= WORK REQUIRED =
Scan the material and copy every line in which "hier" appears.

-- Start of DATASET --

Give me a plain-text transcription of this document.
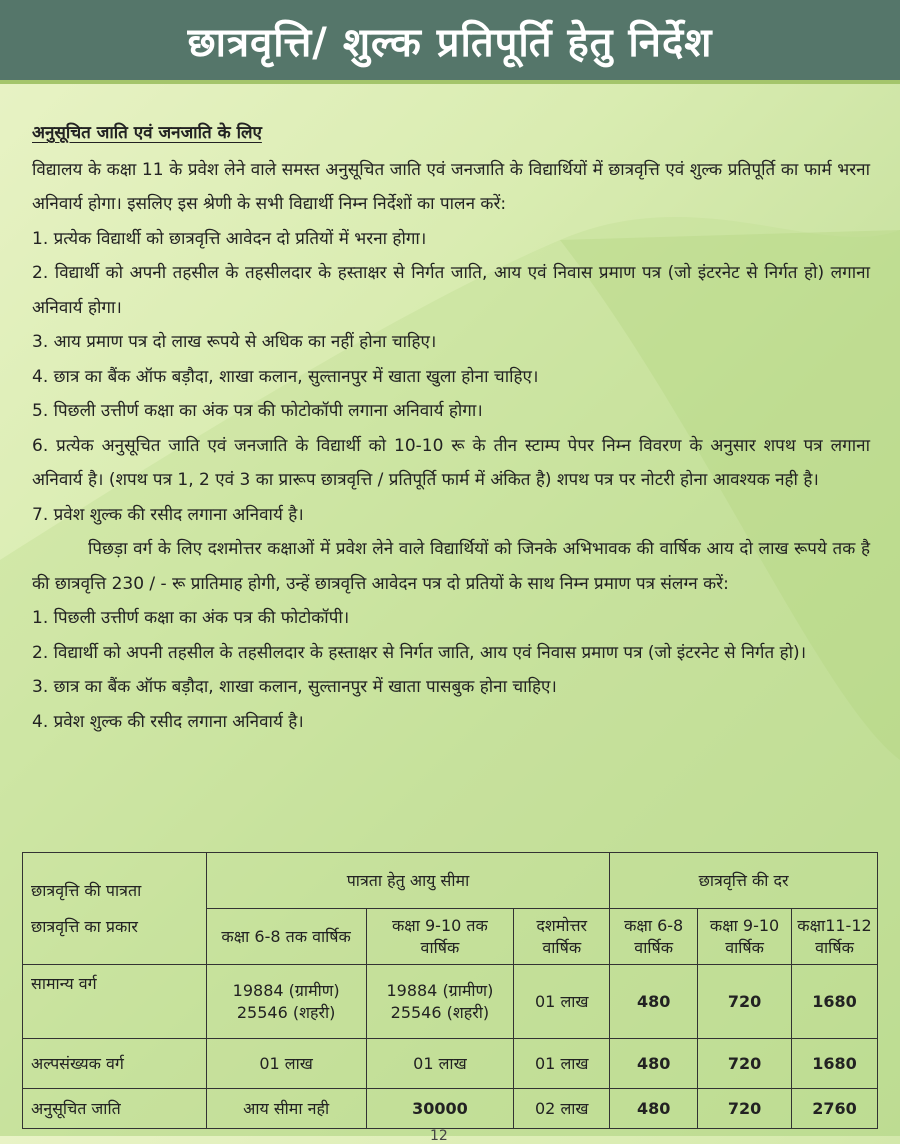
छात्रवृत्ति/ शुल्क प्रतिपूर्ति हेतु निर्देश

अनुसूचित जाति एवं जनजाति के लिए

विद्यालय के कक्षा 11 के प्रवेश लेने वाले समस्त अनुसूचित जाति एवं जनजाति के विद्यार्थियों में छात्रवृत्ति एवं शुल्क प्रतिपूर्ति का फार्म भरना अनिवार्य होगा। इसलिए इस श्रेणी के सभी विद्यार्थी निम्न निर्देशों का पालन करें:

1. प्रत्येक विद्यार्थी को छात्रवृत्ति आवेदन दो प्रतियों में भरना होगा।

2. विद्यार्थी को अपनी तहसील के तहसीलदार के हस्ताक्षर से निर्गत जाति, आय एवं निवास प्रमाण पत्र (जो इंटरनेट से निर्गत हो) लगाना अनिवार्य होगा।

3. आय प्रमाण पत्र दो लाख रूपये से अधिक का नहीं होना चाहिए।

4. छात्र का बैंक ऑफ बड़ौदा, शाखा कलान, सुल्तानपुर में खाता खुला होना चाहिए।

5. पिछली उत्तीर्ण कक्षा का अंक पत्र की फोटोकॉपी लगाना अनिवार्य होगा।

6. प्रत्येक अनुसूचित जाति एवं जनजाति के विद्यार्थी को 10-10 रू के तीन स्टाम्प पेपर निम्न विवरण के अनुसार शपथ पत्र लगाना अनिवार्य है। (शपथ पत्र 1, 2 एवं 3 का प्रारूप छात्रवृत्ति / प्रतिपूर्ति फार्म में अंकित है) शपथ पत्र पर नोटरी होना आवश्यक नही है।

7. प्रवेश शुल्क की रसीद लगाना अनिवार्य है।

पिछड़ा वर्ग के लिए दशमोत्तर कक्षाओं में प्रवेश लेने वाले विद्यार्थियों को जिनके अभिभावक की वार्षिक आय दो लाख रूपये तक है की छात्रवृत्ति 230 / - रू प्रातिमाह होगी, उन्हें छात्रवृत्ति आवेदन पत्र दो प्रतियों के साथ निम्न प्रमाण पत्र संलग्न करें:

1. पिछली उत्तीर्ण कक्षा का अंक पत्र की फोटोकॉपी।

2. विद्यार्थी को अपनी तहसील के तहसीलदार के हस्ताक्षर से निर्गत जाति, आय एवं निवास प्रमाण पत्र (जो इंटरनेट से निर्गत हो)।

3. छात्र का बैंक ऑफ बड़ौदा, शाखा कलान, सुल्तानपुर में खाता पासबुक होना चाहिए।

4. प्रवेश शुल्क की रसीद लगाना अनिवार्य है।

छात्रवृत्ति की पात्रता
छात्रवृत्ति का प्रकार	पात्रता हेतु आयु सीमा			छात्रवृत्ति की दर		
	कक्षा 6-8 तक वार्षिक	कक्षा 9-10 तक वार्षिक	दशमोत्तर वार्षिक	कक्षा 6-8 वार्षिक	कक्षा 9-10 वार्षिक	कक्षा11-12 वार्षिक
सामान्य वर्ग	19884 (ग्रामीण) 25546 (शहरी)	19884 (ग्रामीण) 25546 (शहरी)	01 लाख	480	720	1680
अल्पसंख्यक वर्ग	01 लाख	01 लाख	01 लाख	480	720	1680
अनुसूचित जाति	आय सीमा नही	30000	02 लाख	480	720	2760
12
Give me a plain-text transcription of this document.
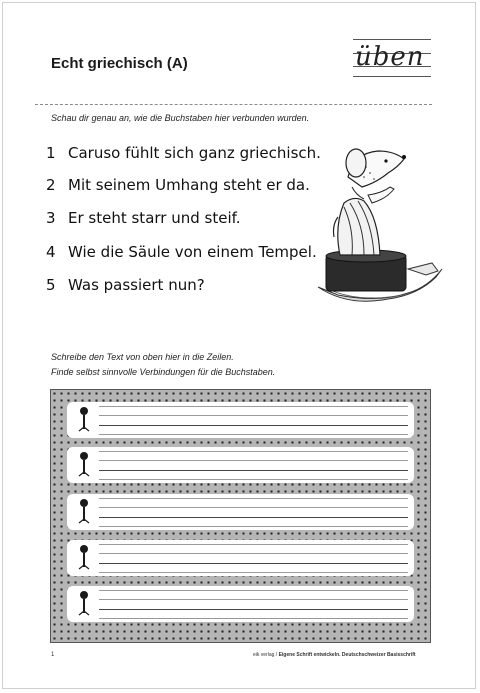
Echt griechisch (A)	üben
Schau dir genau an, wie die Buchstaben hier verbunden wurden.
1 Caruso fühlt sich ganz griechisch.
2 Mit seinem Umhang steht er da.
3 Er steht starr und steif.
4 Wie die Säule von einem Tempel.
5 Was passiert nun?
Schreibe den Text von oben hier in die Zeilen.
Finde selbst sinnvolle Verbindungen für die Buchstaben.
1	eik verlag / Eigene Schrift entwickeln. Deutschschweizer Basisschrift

-- End of DATASET --

= RIGHT ANSWER =
Schau dir genau an, wie die Buchstaben hier verbunden wurden.
Schreibe den Text von oben hier in die Zeilen.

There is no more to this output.